▶ [Element box rows]:
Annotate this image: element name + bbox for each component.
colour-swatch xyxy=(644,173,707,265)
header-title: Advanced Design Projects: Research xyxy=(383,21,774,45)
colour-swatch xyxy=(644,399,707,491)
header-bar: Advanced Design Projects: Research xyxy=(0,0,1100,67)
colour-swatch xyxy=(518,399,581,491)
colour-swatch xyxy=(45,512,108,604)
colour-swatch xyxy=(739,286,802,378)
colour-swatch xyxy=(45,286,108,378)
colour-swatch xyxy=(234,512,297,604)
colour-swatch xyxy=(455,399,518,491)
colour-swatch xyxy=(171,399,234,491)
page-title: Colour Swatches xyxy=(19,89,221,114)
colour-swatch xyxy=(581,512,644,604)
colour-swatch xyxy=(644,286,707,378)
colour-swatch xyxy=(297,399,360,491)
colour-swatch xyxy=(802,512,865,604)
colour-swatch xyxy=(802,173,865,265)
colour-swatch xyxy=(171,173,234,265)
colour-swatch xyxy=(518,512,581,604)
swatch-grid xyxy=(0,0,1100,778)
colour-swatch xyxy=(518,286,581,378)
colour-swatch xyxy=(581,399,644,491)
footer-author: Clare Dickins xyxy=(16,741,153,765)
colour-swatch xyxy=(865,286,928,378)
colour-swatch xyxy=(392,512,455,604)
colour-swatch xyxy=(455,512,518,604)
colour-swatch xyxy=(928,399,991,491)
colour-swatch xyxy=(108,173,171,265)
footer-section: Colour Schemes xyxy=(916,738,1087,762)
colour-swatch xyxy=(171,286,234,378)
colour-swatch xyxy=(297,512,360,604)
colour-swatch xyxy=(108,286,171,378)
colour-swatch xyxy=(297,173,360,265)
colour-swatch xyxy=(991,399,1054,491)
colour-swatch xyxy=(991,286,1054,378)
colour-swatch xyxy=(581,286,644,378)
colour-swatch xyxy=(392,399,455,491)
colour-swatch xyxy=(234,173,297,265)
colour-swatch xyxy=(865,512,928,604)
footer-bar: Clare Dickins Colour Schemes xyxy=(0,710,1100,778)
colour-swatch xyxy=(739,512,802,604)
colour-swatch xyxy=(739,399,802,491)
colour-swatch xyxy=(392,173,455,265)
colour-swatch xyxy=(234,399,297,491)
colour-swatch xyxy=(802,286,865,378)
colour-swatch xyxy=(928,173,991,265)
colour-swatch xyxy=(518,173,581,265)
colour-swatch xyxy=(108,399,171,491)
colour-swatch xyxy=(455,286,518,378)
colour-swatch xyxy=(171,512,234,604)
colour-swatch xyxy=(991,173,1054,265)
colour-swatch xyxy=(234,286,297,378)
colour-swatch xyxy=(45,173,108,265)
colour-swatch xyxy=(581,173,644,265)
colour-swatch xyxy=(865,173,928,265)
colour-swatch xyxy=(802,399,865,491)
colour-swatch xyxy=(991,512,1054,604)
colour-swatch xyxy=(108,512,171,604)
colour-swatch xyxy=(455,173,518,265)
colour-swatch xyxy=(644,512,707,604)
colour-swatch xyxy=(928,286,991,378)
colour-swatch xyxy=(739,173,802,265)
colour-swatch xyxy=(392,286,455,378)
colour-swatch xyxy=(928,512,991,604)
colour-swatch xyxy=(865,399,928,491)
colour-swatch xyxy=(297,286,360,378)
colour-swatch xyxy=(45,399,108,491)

▶ [Exercise goal]: Copy every row above word for word, without changing anything.

▶ [Answer]:
Annotate this image: element name + bbox for each component.
colour-swatch xyxy=(644,173,707,265)
header-title: Advanced Design Projects: Research xyxy=(383,21,774,45)
colour-swatch xyxy=(644,399,707,491)
header-bar: Advanced Design Projects: Research xyxy=(0,0,1100,67)
colour-swatch xyxy=(518,399,581,491)
colour-swatch xyxy=(45,512,108,604)
colour-swatch xyxy=(739,286,802,378)
colour-swatch xyxy=(45,286,108,378)
colour-swatch xyxy=(234,512,297,604)
colour-swatch xyxy=(455,399,518,491)
colour-swatch xyxy=(171,399,234,491)
page-title: Colour Swatches xyxy=(19,89,221,114)
colour-swatch xyxy=(581,512,644,604)
colour-swatch xyxy=(644,286,707,378)
colour-swatch xyxy=(297,399,360,491)
colour-swatch xyxy=(802,512,865,604)
colour-swatch xyxy=(802,173,865,265)
colour-swatch xyxy=(171,173,234,265)
colour-swatch xyxy=(518,512,581,604)
swatch-grid xyxy=(0,0,1100,778)
colour-swatch xyxy=(518,286,581,378)
colour-swatch xyxy=(581,399,644,491)
footer-author: Clare Dickins xyxy=(16,741,153,765)
colour-swatch xyxy=(865,286,928,378)
colour-swatch xyxy=(392,512,455,604)
colour-swatch xyxy=(455,512,518,604)
colour-swatch xyxy=(928,399,991,491)
colour-swatch xyxy=(108,173,171,265)
footer-section: Colour Schemes xyxy=(916,738,1087,762)
colour-swatch xyxy=(171,286,234,378)
colour-swatch xyxy=(297,512,360,604)
colour-swatch xyxy=(108,286,171,378)
colour-swatch xyxy=(297,173,360,265)
colour-swatch xyxy=(991,399,1054,491)
colour-swatch xyxy=(991,286,1054,378)
colour-swatch xyxy=(581,286,644,378)
colour-swatch xyxy=(392,399,455,491)
colour-swatch xyxy=(234,173,297,265)
colour-swatch xyxy=(865,512,928,604)
footer-bar: Clare Dickins Colour Schemes xyxy=(0,710,1100,778)
colour-swatch xyxy=(739,512,802,604)
colour-swatch xyxy=(739,399,802,491)
colour-swatch xyxy=(392,173,455,265)
colour-swatch xyxy=(234,399,297,491)
colour-swatch xyxy=(802,286,865,378)
colour-swatch xyxy=(928,173,991,265)
colour-swatch xyxy=(518,173,581,265)
colour-swatch xyxy=(108,399,171,491)
colour-swatch xyxy=(455,286,518,378)
colour-swatch xyxy=(171,512,234,604)
colour-swatch xyxy=(991,173,1054,265)
colour-swatch xyxy=(234,286,297,378)
colour-swatch xyxy=(45,173,108,265)
colour-swatch xyxy=(581,173,644,265)
colour-swatch xyxy=(865,173,928,265)
colour-swatch xyxy=(802,399,865,491)
colour-swatch xyxy=(991,512,1054,604)
colour-swatch xyxy=(108,512,171,604)
colour-swatch xyxy=(455,173,518,265)
colour-swatch xyxy=(644,512,707,604)
colour-swatch xyxy=(928,286,991,378)
colour-swatch xyxy=(739,173,802,265)
colour-swatch xyxy=(392,286,455,378)
colour-swatch xyxy=(928,512,991,604)
colour-swatch xyxy=(865,399,928,491)
colour-swatch xyxy=(297,286,360,378)
colour-swatch xyxy=(45,399,108,491)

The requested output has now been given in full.